> [What is asked]: Write out the entries below once more, exactly.

> [Records for the exercise]:
------------------------------------------------------------

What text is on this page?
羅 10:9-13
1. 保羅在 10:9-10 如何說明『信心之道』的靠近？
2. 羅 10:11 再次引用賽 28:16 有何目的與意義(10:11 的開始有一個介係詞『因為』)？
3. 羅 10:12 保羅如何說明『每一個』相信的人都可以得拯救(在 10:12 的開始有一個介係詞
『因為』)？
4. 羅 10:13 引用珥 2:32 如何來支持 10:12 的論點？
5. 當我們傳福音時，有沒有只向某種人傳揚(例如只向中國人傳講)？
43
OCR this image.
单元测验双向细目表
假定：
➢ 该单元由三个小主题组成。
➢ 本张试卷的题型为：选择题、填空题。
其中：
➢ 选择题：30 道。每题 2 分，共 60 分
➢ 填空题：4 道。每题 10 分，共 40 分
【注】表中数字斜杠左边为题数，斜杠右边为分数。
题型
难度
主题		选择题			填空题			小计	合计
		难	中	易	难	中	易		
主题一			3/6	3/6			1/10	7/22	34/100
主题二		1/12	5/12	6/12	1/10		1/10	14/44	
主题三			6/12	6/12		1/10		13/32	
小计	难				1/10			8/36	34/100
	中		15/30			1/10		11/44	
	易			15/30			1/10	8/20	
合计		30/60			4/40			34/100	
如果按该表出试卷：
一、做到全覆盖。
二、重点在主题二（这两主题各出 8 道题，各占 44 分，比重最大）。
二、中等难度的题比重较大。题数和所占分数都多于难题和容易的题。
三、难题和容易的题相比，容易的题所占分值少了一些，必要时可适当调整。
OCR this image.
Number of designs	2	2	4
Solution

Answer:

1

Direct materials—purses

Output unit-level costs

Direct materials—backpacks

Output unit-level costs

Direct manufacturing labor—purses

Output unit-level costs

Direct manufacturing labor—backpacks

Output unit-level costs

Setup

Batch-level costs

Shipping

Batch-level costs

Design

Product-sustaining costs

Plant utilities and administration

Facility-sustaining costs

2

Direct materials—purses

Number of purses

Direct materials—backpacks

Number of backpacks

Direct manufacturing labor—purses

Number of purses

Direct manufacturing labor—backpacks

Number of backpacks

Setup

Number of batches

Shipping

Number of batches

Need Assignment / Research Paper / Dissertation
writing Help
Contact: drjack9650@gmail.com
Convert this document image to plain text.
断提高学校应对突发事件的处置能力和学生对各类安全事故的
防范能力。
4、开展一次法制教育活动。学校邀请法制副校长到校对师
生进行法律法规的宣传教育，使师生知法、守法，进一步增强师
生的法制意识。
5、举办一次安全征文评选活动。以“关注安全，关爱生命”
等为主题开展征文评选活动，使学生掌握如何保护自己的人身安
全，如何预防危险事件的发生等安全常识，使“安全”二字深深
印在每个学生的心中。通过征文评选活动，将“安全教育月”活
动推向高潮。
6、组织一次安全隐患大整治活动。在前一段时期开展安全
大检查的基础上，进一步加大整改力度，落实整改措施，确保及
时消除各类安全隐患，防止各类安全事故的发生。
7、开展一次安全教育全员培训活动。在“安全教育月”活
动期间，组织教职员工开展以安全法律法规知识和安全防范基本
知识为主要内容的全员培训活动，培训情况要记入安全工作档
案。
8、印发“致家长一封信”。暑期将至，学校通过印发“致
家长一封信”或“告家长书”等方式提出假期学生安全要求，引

------------------------------------------------------------

> [Answer for this exercise]:
What text is on this page?
羅 10:9-13
1. 保羅在 10:9-10 如何說明『信心之道』的靠近？
2. 羅 10:11 再次引用賽 28:16 有何目的與意義(10:11 的開始有一個介係詞『因為』)？
3. 羅 10:12 保羅如何說明『每一個』相信的人都可以得拯救(在 10:12 的開始有一個介係詞
『因為』)？
4. 羅 10:13 引用珥 2:32 如何來支持 10:12 的論點？
5. 當我們傳福音時，有沒有只向某種人傳揚(例如只向中國人傳講)？
43
OCR this image.
单元测验双向细目表
假定：
➢ 该单元由三个小主题组成。
➢ 本张试卷的题型为：选择题、填空题。
其中：
➢ 选择题：30 道。每题 2 分，共 60 分
➢ 填空题：4 道。每题 10 分，共 40 分
【注】表中数字斜杠左边为题数，斜杠右边为分数。
题型
难度
主题		选择题			填空题			小计	合计
		难	中	易	难	中	易		
主题一			3/6	3/6			1/10	7/22	34/100
主题二		1/12	5/12	6/12	1/10		1/10	14/44	
主题三			6/12	6/12		1/10		13/32	
小计	难				1/10			8/36	34/100
	中		15/30			1/10		11/44	
	易			15/30			1/10	8/20	
合计		30/60			4/40			34/100	
如果按该表出试卷：
一、做到全覆盖。
二、重点在主题二（这两主题各出 8 道题，各占 44 分，比重最大）。
二、中等难度的题比重较大。题数和所占分数都多于难题和容易的题。
三、难题和容易的题相比，容易的题所占分值少了一些，必要时可适当调整。
OCR this image.
Number of designs	2	2	4
Solution

Answer:

1

Direct materials—purses

Output unit-level costs

Direct materials—backpacks

Output unit-level costs

Direct manufacturing labor—purses

Output unit-level costs

Direct manufacturing labor—backpacks

Output unit-level costs

Setup

Batch-level costs

Shipping

Batch-level costs

Design

Product-sustaining costs

Plant utilities and administration

Facility-sustaining costs

2

Direct materials—purses

Number of purses

Direct materials—backpacks

Number of backpacks

Direct manufacturing labor—purses

Number of purses

Direct manufacturing labor—backpacks

Number of backpacks

Setup

Number of batches

Shipping

Number of batches

Need Assignment / Research Paper / Dissertation
writing Help
Contact: drjack9650@gmail.com
Convert this document image to plain text.
断提高学校应对突发事件的处置能力和学生对各类安全事故的
防范能力。
4、开展一次法制教育活动。学校邀请法制副校长到校对师
生进行法律法规的宣传教育，使师生知法、守法，进一步增强师
生的法制意识。
5、举办一次安全征文评选活动。以“关注安全，关爱生命”
等为主题开展征文评选活动，使学生掌握如何保护自己的人身安
全，如何预防危险事件的发生等安全常识，使“安全”二字深深
印在每个学生的心中。通过征文评选活动，将“安全教育月”活
动推向高潮。
6、组织一次安全隐患大整治活动。在前一段时期开展安全
大检查的基础上，进一步加大整改力度，落实整改措施，确保及
时消除各类安全隐患，防止各类安全事故的发生。
7、开展一次安全教育全员培训活动。在“安全教育月”活
动期间，组织教职员工开展以安全法律法规知识和安全防范基本
知识为主要内容的全员培训活动，培训情况要记入安全工作档
案。
8、印发“致家长一封信”。暑期将至，学校通过印发“致
家长一封信”或“告家长书”等方式提出假期学生安全要求，引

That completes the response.